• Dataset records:
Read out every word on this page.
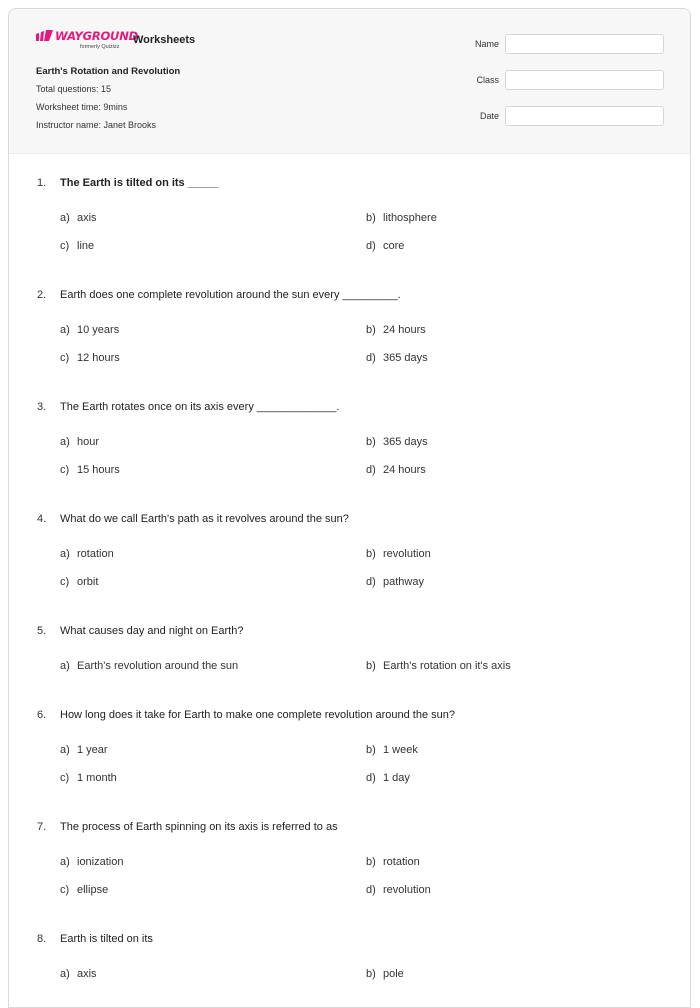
WAYGROUND
formerly Quizizz
Worksheets
Earth's Rotation and Revolution
Total questions: 15
Worksheet time: 9mins
Instructor name: Janet Brooks
Name
Class
Date
1. The Earth is tilted on its _____
a) axis	b) lithosphere
c) line	d) core
2. Earth does one complete revolution around the sun every _________.
a) 10 years	b) 24 hours
c) 12 hours	d) 365 days
3. The Earth rotates once on its axis every _____________.
a) hour	b) 365 days
c) 15 hours	d) 24 hours
4. What do we call Earth's path as it revolves around the sun?
a) rotation	b) revolution
c) orbit	d) pathway
5. What causes day and night on Earth?
a) Earth's revolution around the sun	b) Earth's rotation on it's axis
6. How long does it take for Earth to make one complete revolution around the sun?
a) 1 year	b) 1 week
c) 1 month	d) 1 day
7. The process of Earth spinning on its axis is referred to as
a) ionization	b) rotation
c) ellipse	d) revolution
8. Earth is tilted on its
a) axis	b) pole
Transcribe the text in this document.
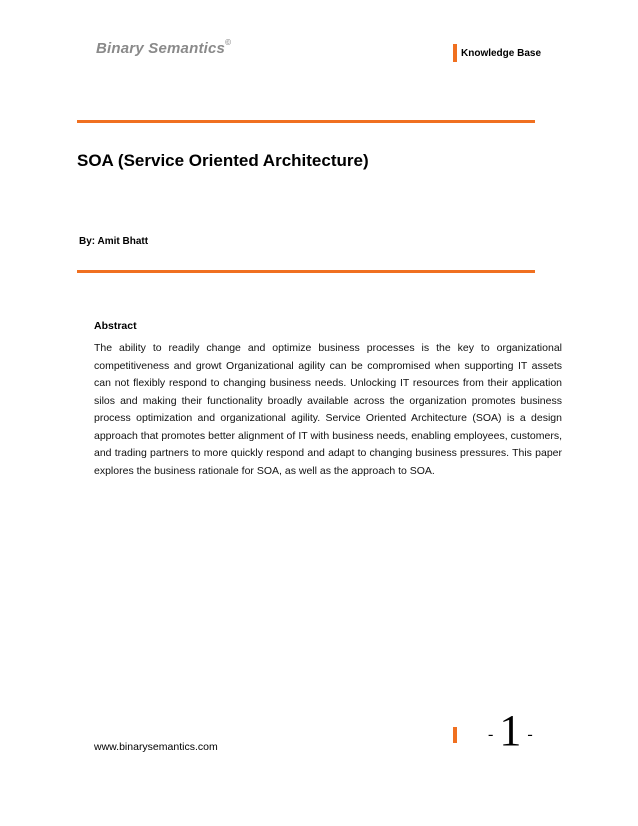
Binary Semantics©
Knowledge Base
SOA (Service Oriented Architecture)
By: Amit Bhatt
Abstract
The ability to readily change and optimize business processes is the key to organizational competitiveness and growt Organizational agility can be compromised when supporting IT assets can not flexibly respond to changing business needs. Unlocking IT resources from their application silos and making their functionality broadly available across the organization promotes business process optimization and organizational agility. Service Oriented Architecture (SOA) is a design approach that promotes better alignment of IT with business needs, enabling employees, customers, and trading partners to more quickly respond and adapt to changing business pressures. This paper explores the business rationale for SOA, as well as the approach to SOA.
www.binarysemantics.com
- 1 -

• EXERCISE BRIEF:
Copy every line in the entries above that has the string "Architecture" in it.

• ANSWER:
SOA (Service Oriented Architecture)
The ability to readily change and optimize business processes is the key to organizational competitiveness and growt Organizational agility can be compromised when supporting IT assets can not flexibly respond to changing business needs. Unlocking IT resources from their application silos and making their functionality broadly available across the organization promotes business process optimization and organizational agility. Service Oriented Architecture (SOA) is a design approach that promotes better alignment of IT with business needs, enabling employees, customers, and trading partners to more quickly respond and adapt to changing business pressures. This paper explores the business rationale for SOA, as well as the approach to SOA.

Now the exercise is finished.